* _EXERCISE PASSAGE_:
=== Section Start ===

Civil parish in Hertfordshire, England

Tring Rural is a civil parish in the Dacorum district, in the county of Hertfordshire, England. It includes the villages of Long Marston, Wilstone, Puttenham, and the hamlets of Gubblecote and Astrope. It is largely situated to the northwest of the town of Tring. The town of Tring itself is not part of the parish. At the 2011 Census the population of the civil parish was 1,390.

The ancient parish of Tring covered an extensive rural area as well as the town itself. The Tring Local Government District was created in 1859 covering the built-up area of the town, but the local government district did not cover the whole parish of Tring. Under the Local Government Act 1894, local government districts became urban districts, and parishes which were part inside and part outside an urban district, such as Tring, had to be split into separate parishes. The parts of the old parish of Tring outside the urban district therefore became the parish of Tring Rural.

=== Section End ===

* _CHECK YOUR UNDERSTANDING_:
1. Please transcribe the Tring Rural passage from the words "Civil parish in Hertfordshire, England" through the words "parish was 1,390.".
2. According to the Tring Rural passage, in what year was the Tring Local Government District created?
The records that come next are separate material, not part of the Tring Rural passage.

* _DATA_:

=== Section Start ===

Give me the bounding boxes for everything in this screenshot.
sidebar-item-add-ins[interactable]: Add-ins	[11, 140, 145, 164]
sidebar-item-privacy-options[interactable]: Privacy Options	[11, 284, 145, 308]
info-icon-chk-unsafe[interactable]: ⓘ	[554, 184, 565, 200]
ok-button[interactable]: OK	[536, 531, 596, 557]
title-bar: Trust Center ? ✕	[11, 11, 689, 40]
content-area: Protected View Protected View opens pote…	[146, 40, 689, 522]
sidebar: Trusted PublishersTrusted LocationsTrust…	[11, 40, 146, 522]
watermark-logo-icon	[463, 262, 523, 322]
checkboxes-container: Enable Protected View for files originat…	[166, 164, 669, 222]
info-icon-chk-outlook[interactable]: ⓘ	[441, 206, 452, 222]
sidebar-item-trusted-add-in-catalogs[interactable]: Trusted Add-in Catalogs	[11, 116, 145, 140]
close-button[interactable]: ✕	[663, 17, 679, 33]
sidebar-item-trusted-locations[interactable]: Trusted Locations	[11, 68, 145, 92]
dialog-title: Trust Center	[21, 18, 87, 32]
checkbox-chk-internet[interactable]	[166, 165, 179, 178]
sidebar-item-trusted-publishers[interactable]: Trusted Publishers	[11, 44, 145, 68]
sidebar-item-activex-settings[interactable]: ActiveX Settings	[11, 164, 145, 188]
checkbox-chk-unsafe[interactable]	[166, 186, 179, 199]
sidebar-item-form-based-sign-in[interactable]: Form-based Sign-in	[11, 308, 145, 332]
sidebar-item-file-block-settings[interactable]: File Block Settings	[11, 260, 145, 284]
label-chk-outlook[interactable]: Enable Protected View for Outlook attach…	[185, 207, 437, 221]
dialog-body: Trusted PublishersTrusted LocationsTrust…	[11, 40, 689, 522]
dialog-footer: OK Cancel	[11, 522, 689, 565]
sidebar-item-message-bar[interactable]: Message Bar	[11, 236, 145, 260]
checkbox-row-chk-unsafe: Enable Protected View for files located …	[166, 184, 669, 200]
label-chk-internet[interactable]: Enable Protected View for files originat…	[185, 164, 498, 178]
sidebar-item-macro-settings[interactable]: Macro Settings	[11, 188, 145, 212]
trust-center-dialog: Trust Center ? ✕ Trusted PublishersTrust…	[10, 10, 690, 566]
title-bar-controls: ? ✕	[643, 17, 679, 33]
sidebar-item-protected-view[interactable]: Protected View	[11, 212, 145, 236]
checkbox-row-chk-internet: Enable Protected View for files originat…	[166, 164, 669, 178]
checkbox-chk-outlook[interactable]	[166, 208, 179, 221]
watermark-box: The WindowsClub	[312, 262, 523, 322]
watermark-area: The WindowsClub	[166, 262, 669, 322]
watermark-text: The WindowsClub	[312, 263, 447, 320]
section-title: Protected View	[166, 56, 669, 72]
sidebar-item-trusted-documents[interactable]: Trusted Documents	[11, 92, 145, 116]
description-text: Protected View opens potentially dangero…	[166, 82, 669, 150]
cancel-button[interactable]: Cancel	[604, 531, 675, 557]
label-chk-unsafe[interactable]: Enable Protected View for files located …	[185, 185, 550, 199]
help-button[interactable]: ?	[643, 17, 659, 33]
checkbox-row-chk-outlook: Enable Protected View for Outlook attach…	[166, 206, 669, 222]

=== Section End ===

* _TASK-BY-TASK ANSWERS_:
1.
Civil parish in Hertfordshire, England

Tring Rural is a civil parish in the Dacorum district, in the county of Hertfordshire, England. It includes the villages of Long Marston, Wilstone, Puttenham, and the hamlets of Gubblecote and Astrope. It is largely situated to the northwest of the town of Tring. The town of Tring itself is not part of the parish. At the 2011 Census the population of the civil parish was 1,390.

2. 1859